▶ Data provided

____________________

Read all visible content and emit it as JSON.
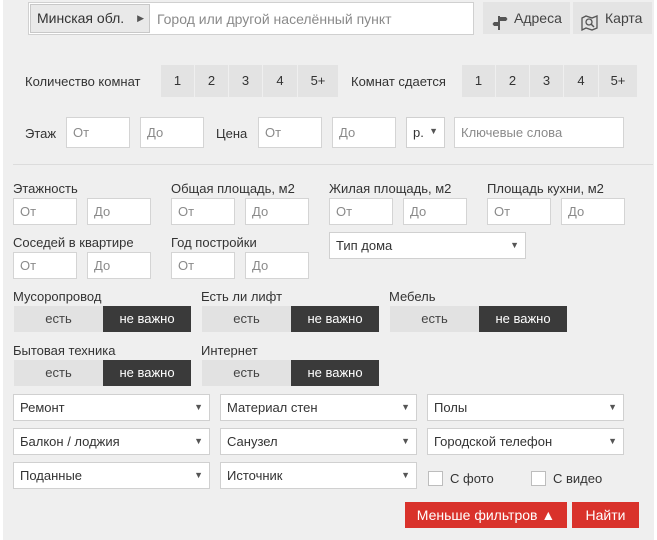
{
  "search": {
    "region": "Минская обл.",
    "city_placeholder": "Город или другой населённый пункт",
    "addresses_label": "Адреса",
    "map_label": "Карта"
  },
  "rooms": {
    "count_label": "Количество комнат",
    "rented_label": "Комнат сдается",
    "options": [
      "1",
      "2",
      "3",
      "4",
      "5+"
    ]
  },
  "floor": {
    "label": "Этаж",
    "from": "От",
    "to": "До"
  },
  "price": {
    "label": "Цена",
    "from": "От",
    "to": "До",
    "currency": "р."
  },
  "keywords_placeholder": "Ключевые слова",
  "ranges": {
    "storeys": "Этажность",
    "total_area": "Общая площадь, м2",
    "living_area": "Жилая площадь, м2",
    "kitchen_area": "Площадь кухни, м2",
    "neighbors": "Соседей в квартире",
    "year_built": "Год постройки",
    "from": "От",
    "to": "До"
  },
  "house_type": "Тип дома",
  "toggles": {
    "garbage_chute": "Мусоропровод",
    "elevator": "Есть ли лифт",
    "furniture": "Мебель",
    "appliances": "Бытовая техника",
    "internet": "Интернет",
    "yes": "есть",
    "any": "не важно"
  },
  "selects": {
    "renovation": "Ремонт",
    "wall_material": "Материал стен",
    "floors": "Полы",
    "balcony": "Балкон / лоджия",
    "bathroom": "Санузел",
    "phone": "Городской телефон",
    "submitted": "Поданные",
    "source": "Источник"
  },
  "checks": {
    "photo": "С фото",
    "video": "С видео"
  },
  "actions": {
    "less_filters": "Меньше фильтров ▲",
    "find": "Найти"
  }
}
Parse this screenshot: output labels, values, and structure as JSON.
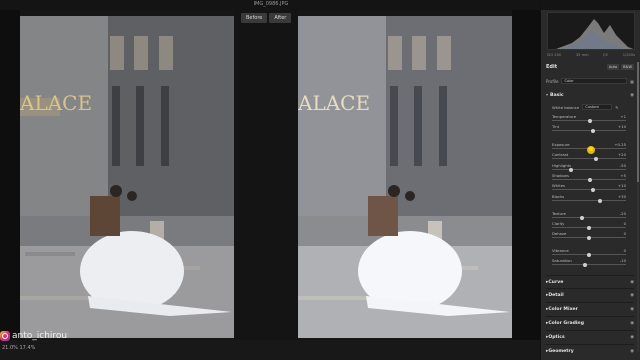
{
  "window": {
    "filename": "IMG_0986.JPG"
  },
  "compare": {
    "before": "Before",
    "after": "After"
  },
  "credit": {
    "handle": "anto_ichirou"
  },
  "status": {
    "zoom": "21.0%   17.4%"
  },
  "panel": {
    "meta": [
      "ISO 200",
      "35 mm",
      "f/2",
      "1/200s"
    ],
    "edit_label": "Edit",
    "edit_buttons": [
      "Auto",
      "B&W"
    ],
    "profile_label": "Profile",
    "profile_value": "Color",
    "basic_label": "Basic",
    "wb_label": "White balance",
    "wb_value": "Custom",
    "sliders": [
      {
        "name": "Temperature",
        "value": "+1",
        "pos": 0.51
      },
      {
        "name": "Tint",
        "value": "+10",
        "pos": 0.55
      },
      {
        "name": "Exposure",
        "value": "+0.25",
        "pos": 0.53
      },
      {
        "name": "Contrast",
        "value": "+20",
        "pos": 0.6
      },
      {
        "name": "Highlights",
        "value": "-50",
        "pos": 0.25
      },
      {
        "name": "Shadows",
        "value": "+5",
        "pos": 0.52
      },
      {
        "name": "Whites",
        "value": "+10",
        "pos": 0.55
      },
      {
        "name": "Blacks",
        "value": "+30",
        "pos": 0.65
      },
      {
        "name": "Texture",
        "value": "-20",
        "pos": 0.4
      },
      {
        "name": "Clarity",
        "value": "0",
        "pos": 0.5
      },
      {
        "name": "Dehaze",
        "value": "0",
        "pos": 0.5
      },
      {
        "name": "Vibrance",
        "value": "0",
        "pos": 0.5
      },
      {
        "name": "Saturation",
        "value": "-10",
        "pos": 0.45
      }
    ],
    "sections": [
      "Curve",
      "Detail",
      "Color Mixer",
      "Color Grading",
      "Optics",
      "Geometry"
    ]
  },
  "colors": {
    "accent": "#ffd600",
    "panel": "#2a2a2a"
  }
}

____________________

Make an exact copy of the lines of the records from the line containing "Parse this screenshot: output" through the final line, both ends included, but not of the pictures.

Parse this screenshot: output labels, values, and structure as JSON.
{
  "window": {
    "filename": "IMG_0986.JPG"
  },
  "compare": {
    "before": "Before",
    "after": "After"
  },
  "credit": {
    "handle": "anto_ichirou"
  },
  "status": {
    "zoom": "21.0%   17.4%"
  },
  "panel": {
    "meta": [
      "ISO 200",
      "35 mm",
      "f/2",
      "1/200s"
    ],
    "edit_label": "Edit",
    "edit_buttons": [
      "Auto",
      "B&W"
    ],
    "profile_label": "Profile",
    "profile_value": "Color",
    "basic_label": "Basic",
    "wb_label": "White balance",
    "wb_value": "Custom",
    "sliders": [
      {
        "name": "Temperature",
        "value": "+1",
        "pos": 0.51
      },
      {
        "name": "Tint",
        "value": "+10",
        "pos": 0.55
      },
      {
        "name": "Exposure",
        "value": "+0.25",
        "pos": 0.53
      },
      {
        "name": "Contrast",
        "value": "+20",
        "pos": 0.6
      },
      {
        "name": "Highlights",
        "value": "-50",
        "pos": 0.25
      },
      {
        "name": "Shadows",
        "value": "+5",
        "pos": 0.52
      },
      {
        "name": "Whites",
        "value": "+10",
        "pos": 0.55
      },
      {
        "name": "Blacks",
        "value": "+30",
        "pos": 0.65
      },
      {
        "name": "Texture",
        "value": "-20",
        "pos": 0.4
      },
      {
        "name": "Clarity",
        "value": "0",
        "pos": 0.5
      },
      {
        "name": "Dehaze",
        "value": "0",
        "pos": 0.5
      },
      {
        "name": "Vibrance",
        "value": "0",
        "pos": 0.5
      },
      {
        "name": "Saturation",
        "value": "-10",
        "pos": 0.45
      }
    ],
    "sections": [
      "Curve",
      "Detail",
      "Color Mixer",
      "Color Grading",
      "Optics",
      "Geometry"
    ]
  },
  "colors": {
    "accent": "#ffd600",
    "panel": "#2a2a2a"
  }
}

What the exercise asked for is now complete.